**INFORMATION SUPPLIED**

========================================================================

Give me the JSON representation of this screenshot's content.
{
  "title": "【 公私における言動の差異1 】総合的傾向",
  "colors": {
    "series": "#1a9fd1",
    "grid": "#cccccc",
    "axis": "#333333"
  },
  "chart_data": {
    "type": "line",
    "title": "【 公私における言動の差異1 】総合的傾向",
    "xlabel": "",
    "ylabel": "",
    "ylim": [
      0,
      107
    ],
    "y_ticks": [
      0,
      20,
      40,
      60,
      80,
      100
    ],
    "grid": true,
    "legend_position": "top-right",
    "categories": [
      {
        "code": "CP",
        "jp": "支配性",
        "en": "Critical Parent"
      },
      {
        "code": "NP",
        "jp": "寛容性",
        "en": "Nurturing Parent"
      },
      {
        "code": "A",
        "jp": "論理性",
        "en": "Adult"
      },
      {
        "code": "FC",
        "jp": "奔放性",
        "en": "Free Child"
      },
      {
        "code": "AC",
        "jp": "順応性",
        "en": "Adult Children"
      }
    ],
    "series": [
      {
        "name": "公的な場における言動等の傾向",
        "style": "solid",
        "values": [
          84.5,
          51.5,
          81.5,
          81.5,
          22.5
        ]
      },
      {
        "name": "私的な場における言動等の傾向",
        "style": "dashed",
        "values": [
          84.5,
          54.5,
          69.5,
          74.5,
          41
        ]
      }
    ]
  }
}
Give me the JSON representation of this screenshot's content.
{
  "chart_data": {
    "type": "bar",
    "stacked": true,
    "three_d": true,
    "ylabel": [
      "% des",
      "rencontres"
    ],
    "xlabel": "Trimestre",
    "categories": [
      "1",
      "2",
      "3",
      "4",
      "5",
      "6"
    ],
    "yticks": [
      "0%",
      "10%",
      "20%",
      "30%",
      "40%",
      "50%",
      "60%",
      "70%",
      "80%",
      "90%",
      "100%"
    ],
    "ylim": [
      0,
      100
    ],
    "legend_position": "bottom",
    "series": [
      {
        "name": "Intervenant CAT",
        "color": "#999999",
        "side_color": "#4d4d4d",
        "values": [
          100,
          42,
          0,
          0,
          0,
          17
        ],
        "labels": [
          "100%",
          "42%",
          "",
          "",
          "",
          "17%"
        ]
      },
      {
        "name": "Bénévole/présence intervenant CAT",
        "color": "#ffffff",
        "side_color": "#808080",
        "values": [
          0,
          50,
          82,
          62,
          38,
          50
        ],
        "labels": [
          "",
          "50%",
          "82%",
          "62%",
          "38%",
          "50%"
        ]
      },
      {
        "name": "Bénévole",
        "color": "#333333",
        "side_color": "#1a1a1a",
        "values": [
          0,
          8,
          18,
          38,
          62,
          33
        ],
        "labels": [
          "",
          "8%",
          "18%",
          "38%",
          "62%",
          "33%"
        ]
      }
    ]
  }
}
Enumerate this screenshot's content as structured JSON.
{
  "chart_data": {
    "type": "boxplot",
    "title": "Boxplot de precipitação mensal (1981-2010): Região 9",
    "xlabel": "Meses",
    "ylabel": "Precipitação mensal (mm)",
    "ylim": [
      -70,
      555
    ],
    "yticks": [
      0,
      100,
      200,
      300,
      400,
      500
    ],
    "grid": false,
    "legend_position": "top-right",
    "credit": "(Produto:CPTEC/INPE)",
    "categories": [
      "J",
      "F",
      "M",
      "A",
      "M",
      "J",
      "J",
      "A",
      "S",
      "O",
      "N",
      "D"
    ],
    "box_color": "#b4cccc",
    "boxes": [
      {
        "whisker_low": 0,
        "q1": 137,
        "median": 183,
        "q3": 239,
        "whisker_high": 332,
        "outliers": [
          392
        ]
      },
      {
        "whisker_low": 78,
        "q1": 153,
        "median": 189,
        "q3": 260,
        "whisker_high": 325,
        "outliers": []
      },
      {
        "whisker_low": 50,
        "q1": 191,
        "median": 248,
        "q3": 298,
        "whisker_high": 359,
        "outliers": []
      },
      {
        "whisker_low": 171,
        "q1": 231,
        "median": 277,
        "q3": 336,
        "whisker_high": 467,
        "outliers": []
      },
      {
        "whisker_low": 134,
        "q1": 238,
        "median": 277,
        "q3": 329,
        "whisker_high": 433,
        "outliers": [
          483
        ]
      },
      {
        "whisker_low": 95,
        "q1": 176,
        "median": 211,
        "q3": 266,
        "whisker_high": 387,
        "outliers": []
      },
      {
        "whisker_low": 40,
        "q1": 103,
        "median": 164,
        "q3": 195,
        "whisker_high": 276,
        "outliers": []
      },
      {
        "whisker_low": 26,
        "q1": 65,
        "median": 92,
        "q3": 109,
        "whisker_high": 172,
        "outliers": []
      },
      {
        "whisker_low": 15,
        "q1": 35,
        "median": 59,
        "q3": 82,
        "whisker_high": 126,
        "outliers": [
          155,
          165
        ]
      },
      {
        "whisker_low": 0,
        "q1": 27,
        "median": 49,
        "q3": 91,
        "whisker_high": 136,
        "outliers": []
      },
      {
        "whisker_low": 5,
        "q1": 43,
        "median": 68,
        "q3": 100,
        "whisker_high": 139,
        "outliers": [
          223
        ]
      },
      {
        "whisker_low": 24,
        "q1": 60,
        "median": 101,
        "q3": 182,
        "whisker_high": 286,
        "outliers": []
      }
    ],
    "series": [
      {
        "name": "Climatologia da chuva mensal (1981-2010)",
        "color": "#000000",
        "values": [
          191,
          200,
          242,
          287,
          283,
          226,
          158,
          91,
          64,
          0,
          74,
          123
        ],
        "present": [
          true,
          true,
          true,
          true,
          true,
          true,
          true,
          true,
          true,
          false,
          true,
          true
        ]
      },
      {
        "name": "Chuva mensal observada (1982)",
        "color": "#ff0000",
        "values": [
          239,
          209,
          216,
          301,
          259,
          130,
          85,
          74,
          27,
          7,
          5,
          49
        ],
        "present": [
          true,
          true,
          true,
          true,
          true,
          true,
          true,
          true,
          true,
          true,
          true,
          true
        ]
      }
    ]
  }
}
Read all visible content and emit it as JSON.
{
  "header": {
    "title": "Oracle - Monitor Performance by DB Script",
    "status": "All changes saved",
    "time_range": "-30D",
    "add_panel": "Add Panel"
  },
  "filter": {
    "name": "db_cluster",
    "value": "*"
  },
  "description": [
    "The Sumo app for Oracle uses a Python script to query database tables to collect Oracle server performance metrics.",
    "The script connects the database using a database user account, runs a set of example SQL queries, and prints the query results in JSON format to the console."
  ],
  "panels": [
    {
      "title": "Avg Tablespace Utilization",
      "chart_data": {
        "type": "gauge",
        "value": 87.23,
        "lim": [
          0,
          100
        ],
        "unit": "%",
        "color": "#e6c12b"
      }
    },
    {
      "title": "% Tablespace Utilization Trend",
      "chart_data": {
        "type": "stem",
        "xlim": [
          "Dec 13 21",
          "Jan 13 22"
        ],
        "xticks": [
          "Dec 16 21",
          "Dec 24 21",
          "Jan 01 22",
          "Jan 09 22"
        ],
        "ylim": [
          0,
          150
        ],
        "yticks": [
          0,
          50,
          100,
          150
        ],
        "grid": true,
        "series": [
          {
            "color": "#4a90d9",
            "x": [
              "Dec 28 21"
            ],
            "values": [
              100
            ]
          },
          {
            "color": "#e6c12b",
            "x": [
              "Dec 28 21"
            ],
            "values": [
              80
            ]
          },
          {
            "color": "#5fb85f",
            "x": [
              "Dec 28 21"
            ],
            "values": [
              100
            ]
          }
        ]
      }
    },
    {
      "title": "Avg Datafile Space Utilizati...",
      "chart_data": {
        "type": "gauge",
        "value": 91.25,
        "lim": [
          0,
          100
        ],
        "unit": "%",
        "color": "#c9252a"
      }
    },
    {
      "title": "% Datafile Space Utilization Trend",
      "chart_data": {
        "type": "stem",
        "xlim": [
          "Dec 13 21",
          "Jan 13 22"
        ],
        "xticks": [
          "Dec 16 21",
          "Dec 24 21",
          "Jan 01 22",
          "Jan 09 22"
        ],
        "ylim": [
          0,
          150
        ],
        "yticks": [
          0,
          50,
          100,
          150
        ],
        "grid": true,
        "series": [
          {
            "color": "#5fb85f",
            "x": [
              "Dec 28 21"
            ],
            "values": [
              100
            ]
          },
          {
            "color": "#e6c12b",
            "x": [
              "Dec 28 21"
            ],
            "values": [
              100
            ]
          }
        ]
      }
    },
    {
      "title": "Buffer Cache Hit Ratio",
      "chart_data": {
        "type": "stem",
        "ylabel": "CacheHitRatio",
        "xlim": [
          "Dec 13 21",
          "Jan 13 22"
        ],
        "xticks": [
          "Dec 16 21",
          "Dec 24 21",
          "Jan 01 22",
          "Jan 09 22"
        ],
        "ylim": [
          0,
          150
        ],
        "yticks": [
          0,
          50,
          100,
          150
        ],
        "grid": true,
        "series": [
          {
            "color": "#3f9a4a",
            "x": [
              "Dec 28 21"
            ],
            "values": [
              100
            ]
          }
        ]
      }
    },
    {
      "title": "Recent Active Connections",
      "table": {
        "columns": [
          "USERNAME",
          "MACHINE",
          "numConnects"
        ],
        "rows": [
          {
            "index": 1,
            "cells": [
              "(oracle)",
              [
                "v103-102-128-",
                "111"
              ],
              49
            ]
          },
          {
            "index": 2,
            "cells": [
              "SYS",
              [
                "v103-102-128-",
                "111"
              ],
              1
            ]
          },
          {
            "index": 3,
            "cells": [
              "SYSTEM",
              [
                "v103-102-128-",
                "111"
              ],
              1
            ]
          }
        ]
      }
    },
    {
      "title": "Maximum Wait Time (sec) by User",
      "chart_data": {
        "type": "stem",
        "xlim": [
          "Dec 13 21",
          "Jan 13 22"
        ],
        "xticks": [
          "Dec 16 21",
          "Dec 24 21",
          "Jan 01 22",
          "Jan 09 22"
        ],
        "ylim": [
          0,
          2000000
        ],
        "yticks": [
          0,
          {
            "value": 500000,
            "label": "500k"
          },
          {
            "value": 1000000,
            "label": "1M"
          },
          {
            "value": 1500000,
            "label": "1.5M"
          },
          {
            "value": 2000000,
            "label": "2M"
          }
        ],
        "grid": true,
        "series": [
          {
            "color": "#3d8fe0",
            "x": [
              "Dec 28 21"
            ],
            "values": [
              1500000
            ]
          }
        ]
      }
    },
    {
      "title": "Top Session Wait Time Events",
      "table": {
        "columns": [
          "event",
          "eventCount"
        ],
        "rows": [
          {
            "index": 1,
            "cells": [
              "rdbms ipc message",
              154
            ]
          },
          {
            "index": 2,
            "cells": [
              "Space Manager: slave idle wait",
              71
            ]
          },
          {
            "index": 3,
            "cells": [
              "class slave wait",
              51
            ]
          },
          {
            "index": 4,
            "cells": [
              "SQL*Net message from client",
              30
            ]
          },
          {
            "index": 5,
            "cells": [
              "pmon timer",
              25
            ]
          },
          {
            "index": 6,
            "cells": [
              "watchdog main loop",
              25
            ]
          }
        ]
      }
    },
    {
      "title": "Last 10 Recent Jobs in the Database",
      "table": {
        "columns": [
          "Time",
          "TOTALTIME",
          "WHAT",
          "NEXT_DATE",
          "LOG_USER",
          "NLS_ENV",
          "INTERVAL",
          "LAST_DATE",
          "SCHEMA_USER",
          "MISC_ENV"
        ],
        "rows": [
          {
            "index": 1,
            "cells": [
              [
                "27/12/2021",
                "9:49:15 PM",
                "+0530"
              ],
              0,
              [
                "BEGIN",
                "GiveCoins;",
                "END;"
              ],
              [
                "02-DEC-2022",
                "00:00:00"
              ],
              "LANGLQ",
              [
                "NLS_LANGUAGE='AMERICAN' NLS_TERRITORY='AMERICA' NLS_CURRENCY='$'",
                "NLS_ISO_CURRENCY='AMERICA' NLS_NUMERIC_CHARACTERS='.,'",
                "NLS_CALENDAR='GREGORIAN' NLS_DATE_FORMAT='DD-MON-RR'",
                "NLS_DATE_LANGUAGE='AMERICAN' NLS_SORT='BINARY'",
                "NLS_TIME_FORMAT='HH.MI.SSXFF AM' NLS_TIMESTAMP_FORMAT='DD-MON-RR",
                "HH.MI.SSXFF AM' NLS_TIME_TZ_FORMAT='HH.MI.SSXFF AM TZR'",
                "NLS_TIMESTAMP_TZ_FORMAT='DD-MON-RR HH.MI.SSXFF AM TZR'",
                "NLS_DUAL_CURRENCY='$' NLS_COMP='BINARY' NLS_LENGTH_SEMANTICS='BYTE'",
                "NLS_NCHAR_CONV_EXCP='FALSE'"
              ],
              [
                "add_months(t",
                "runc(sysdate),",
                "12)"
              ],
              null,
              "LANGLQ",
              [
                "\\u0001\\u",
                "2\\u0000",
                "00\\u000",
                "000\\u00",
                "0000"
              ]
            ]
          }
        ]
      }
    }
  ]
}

========================================================================

**WRITTEN EXERCISE**
Work out the number of lines in this listing that include the word "JSON". Reply with that number only.

**CORRECT ANSWER**
5